GIVEN INSTRUCTION. Repeat everything in the material exactly.

------------

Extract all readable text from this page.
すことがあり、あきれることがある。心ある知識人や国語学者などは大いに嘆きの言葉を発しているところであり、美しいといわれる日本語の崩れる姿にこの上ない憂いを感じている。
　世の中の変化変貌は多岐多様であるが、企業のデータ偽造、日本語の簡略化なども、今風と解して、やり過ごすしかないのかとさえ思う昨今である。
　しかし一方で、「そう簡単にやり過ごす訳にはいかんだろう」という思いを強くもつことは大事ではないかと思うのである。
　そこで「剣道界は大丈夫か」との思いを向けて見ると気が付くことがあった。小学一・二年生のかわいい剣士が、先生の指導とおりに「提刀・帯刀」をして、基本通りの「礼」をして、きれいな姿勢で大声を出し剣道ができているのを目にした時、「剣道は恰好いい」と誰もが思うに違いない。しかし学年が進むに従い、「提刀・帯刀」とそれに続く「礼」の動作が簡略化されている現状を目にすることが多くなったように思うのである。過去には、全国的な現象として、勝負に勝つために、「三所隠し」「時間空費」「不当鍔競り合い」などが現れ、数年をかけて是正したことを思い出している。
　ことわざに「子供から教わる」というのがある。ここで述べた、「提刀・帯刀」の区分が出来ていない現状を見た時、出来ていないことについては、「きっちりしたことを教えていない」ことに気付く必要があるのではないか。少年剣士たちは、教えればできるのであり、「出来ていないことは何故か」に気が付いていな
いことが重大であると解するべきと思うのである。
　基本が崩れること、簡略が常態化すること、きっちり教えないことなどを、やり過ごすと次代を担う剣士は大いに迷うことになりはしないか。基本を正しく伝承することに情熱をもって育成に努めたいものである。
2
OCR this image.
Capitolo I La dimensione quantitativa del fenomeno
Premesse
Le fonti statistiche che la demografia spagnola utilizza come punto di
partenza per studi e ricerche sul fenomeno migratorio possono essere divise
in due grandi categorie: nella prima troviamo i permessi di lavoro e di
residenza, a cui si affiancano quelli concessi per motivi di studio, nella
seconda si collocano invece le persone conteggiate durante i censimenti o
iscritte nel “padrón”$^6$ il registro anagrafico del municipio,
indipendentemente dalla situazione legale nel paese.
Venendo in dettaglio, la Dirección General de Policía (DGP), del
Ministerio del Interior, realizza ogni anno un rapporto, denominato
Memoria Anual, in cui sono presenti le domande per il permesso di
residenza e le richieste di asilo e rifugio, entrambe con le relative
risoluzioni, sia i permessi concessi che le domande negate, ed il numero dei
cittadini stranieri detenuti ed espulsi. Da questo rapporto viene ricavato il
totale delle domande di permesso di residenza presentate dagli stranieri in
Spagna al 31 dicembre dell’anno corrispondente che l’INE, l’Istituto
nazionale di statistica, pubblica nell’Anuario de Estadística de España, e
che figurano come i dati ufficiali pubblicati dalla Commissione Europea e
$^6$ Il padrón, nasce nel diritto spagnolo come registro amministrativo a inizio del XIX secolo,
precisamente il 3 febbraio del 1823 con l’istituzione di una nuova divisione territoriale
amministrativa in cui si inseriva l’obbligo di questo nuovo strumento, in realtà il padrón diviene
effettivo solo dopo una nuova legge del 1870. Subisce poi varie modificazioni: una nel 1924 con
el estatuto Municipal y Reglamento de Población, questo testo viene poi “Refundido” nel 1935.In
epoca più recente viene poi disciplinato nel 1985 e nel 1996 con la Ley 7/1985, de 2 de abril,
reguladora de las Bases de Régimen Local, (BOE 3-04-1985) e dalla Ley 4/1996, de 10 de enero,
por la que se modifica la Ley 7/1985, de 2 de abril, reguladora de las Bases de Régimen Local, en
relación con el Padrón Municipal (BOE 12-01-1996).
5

------------

REPLY TO THE TASK.
Extract all readable text from this page.
すことがあり、あきれることがある。心ある知識人や国語学者などは大いに嘆きの言葉を発しているところであり、美しいといわれる日本語の崩れる姿にこの上ない憂いを感じている。
　世の中の変化変貌は多岐多様であるが、企業のデータ偽造、日本語の簡略化なども、今風と解して、やり過ごすしかないのかとさえ思う昨今である。
　しかし一方で、「そう簡単にやり過ごす訳にはいかんだろう」という思いを強くもつことは大事ではないかと思うのである。
　そこで「剣道界は大丈夫か」との思いを向けて見ると気が付くことがあった。小学一・二年生のかわいい剣士が、先生の指導とおりに「提刀・帯刀」をして、基本通りの「礼」をして、きれいな姿勢で大声を出し剣道ができているのを目にした時、「剣道は恰好いい」と誰もが思うに違いない。しかし学年が進むに従い、「提刀・帯刀」とそれに続く「礼」の動作が簡略化されている現状を目にすることが多くなったように思うのである。過去には、全国的な現象として、勝負に勝つために、「三所隠し」「時間空費」「不当鍔競り合い」などが現れ、数年をかけて是正したことを思い出している。
　ことわざに「子供から教わる」というのがある。ここで述べた、「提刀・帯刀」の区分が出来ていない現状を見た時、出来ていないことについては、「きっちりしたことを教えていない」ことに気付く必要があるのではないか。少年剣士たちは、教えればできるのであり、「出来ていないことは何故か」に気が付いていな
いことが重大であると解するべきと思うのである。
　基本が崩れること、簡略が常態化すること、きっちり教えないことなどを、やり過ごすと次代を担う剣士は大いに迷うことになりはしないか。基本を正しく伝承することに情熱をもって育成に努めたいものである。
2
OCR this image.
Capitolo I La dimensione quantitativa del fenomeno
Premesse
Le fonti statistiche che la demografia spagnola utilizza come punto di
partenza per studi e ricerche sul fenomeno migratorio possono essere divise
in due grandi categorie: nella prima troviamo i permessi di lavoro e di
residenza, a cui si affiancano quelli concessi per motivi di studio, nella
seconda si collocano invece le persone conteggiate durante i censimenti o
iscritte nel “padrón”$^6$ il registro anagrafico del municipio,
indipendentemente dalla situazione legale nel paese.
Venendo in dettaglio, la Dirección General de Policía (DGP), del
Ministerio del Interior, realizza ogni anno un rapporto, denominato
Memoria Anual, in cui sono presenti le domande per il permesso di
residenza e le richieste di asilo e rifugio, entrambe con le relative
risoluzioni, sia i permessi concessi che le domande negate, ed il numero dei
cittadini stranieri detenuti ed espulsi. Da questo rapporto viene ricavato il
totale delle domande di permesso di residenza presentate dagli stranieri in
Spagna al 31 dicembre dell’anno corrispondente che l’INE, l’Istituto
nazionale di statistica, pubblica nell’Anuario de Estadística de España, e
che figurano come i dati ufficiali pubblicati dalla Commissione Europea e
$^6$ Il padrón, nasce nel diritto spagnolo come registro amministrativo a inizio del XIX secolo,
precisamente il 3 febbraio del 1823 con l’istituzione di una nuova divisione territoriale
amministrativa in cui si inseriva l’obbligo di questo nuovo strumento, in realtà il padrón diviene
effettivo solo dopo una nuova legge del 1870. Subisce poi varie modificazioni: una nel 1924 con
el estatuto Municipal y Reglamento de Población, questo testo viene poi “Refundido” nel 1935.In
epoca più recente viene poi disciplinato nel 1985 e nel 1996 con la Ley 7/1985, de 2 de abril,
reguladora de las Bases de Régimen Local, (BOE 3-04-1985) e dalla Ley 4/1996, de 10 de enero,
por la que se modifica la Ley 7/1985, de 2 de abril, reguladora de las Bases de Régimen Local, en
relación con el Padrón Municipal (BOE 12-01-1996).
5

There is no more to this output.